▶ **Problem requirements**
Copy out, word for word, the lines that begin with the one containing "note-text: The date" and end with the one containing "dash: – xyxy=(95,119,103,135)", with both of those included.

—————

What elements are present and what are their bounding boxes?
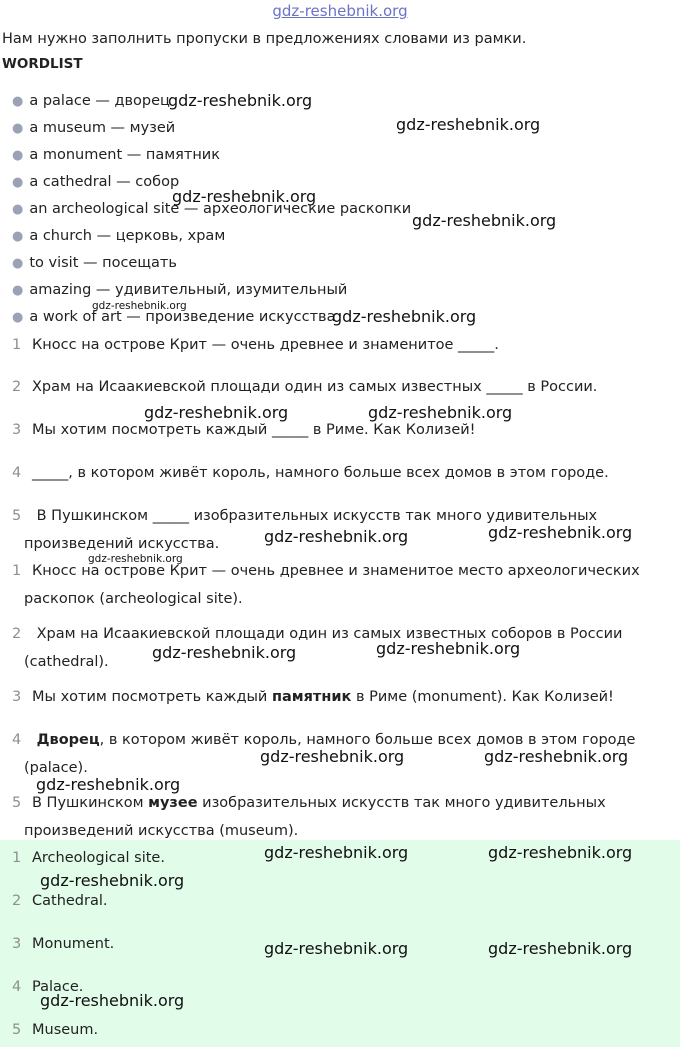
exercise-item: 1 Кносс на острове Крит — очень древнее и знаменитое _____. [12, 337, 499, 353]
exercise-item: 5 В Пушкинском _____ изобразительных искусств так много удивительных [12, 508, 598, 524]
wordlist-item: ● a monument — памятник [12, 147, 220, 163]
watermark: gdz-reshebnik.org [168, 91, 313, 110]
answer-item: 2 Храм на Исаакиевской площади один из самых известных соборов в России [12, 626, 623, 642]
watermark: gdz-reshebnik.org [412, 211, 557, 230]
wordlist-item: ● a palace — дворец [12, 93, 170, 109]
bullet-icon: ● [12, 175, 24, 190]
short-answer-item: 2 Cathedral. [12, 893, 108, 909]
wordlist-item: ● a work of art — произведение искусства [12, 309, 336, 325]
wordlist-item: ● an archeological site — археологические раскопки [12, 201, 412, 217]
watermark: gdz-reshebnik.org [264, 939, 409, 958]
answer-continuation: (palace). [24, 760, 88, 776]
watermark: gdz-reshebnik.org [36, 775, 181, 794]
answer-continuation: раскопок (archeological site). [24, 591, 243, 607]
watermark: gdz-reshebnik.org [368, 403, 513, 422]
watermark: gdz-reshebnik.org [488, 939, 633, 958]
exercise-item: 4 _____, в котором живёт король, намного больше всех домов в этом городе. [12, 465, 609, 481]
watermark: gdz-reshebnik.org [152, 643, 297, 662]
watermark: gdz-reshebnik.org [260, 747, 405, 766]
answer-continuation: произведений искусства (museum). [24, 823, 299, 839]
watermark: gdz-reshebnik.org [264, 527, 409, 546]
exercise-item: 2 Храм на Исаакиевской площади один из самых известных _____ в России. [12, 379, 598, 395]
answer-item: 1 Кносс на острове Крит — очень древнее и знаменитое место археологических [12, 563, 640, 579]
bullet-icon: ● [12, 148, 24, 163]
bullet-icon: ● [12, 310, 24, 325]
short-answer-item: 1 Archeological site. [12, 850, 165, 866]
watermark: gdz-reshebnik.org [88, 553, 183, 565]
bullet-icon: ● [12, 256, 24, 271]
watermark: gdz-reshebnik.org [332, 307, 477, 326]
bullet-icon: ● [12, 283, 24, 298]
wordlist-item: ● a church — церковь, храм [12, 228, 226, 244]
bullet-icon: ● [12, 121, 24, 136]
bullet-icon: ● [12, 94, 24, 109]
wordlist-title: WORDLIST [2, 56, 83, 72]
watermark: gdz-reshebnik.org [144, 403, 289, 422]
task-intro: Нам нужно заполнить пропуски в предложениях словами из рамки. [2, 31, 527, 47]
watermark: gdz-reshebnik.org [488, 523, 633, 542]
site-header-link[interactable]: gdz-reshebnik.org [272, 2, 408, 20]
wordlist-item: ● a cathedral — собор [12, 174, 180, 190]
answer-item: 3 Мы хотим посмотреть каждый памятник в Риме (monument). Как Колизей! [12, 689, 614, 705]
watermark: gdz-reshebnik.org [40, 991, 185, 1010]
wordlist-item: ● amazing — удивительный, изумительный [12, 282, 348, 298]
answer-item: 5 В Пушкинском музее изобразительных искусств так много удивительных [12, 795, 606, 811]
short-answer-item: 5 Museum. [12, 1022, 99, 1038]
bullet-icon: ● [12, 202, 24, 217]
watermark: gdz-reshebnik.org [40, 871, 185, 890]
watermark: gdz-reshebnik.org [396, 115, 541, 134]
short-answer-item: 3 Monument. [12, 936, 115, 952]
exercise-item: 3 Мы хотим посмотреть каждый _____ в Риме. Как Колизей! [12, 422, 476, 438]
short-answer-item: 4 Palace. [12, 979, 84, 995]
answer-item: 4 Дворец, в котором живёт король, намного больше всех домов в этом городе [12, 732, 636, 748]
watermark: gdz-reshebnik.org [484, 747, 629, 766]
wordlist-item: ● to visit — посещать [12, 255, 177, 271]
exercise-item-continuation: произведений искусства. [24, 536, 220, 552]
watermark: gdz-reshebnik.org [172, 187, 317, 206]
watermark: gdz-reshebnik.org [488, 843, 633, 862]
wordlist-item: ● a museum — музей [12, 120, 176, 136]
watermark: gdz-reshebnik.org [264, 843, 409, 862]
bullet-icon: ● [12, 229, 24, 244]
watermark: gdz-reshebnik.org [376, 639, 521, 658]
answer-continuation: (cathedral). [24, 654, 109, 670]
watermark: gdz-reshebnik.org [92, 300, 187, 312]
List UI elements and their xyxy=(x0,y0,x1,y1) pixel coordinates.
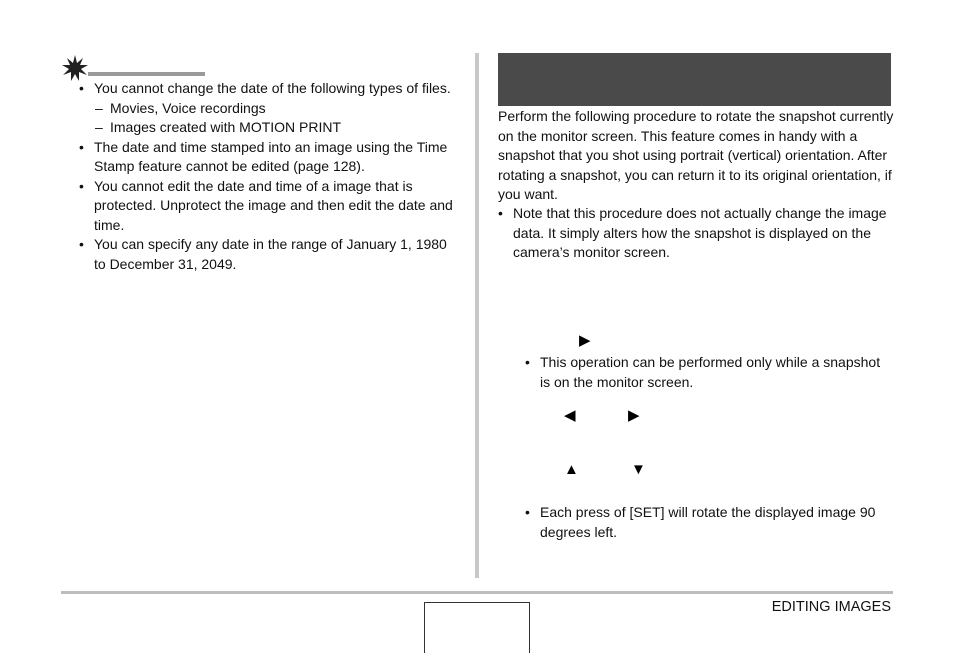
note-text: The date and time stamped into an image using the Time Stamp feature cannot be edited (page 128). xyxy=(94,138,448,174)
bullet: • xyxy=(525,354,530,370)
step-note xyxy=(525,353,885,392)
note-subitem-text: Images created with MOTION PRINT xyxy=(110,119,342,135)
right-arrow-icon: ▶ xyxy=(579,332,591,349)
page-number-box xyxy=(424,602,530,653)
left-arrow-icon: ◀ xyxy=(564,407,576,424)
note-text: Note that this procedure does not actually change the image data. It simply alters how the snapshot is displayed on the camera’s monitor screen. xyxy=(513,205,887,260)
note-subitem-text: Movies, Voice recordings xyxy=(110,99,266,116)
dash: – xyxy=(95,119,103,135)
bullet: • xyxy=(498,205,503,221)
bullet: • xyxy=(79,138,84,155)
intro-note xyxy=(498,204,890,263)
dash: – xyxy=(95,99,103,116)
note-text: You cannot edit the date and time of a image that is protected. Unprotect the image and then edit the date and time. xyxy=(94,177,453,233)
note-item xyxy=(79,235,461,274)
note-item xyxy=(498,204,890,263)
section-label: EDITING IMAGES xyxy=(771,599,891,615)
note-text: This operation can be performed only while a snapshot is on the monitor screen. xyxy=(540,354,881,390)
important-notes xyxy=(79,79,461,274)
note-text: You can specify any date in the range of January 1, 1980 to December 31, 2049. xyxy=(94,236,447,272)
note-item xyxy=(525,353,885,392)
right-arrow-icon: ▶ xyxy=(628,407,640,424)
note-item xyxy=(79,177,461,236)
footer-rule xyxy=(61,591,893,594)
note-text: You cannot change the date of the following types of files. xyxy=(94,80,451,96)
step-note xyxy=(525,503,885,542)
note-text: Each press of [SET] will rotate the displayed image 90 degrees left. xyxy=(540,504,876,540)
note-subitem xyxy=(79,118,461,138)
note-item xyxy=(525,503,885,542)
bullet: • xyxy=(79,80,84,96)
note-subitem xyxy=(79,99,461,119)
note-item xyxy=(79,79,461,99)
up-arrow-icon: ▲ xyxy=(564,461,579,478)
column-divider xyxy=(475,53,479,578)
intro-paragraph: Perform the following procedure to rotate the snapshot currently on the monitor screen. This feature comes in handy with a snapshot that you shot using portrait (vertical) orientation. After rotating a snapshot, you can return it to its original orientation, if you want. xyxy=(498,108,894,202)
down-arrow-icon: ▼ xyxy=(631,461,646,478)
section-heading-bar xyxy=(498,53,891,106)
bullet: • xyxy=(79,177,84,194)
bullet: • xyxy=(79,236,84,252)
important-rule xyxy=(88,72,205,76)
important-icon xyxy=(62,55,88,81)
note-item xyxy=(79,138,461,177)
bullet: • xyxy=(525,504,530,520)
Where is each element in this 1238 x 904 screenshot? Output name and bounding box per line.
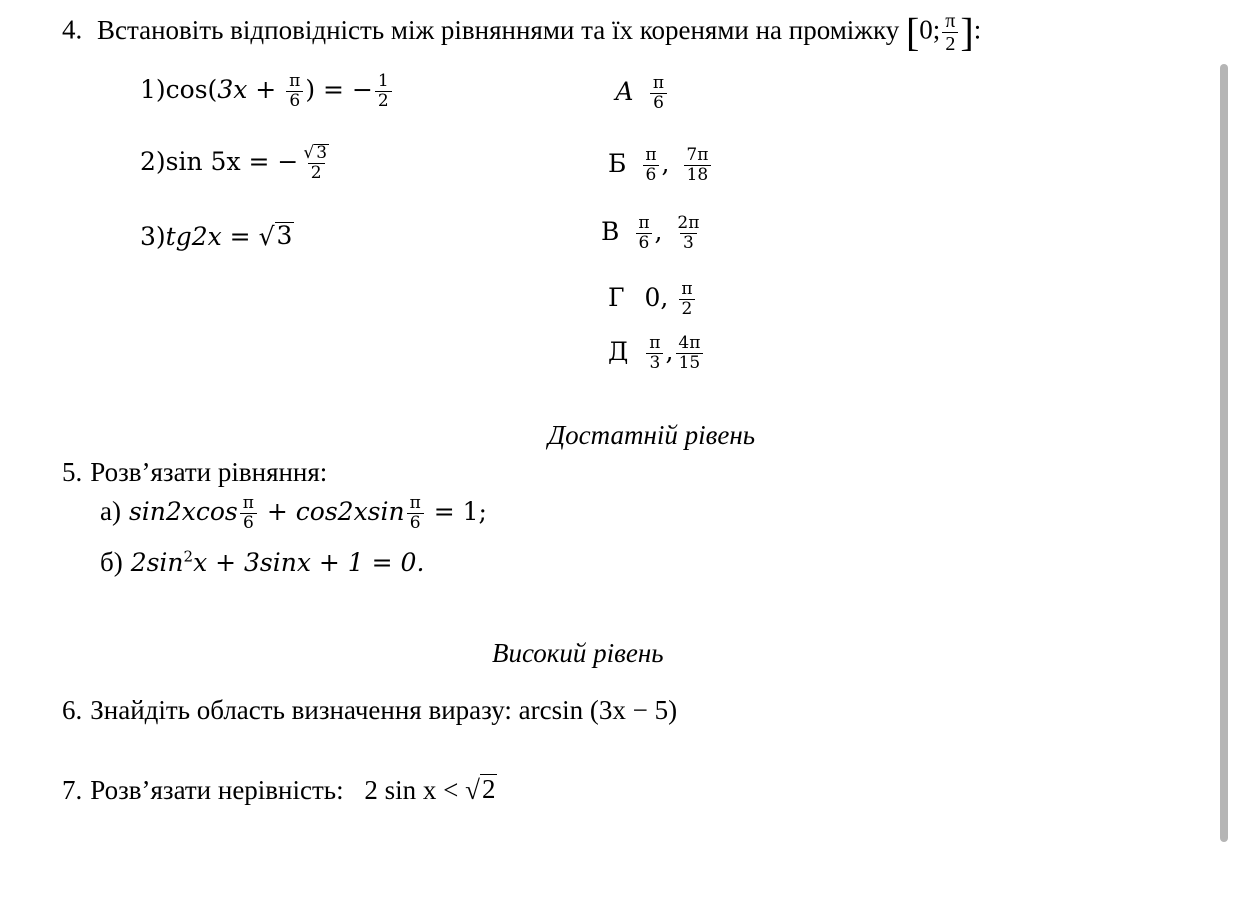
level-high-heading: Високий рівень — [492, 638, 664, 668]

—————

▶ **Written answer**
note-text: The date and time stamped into an image using the Time Stamp feature cannot be edited (page 128). xyxy=(94,138,448,174)
bullet: • xyxy=(525,354,530,370)
step-note xyxy=(525,353,885,392)
note-subitem-text: Images created with MOTION PRINT xyxy=(110,119,342,135)
right-arrow-icon: ▶ xyxy=(579,332,591,349)
page-number-box xyxy=(424,602,530,653)
left-arrow-icon: ◀ xyxy=(564,407,576,424)
note-text: Note that this procedure does not actually change the image data. It simply alters how the snapshot is displayed on the camera’s monitor screen. xyxy=(513,205,887,260)
note-subitem-text: Movies, Voice recordings xyxy=(110,99,266,116)
dash: – xyxy=(95,119,103,135)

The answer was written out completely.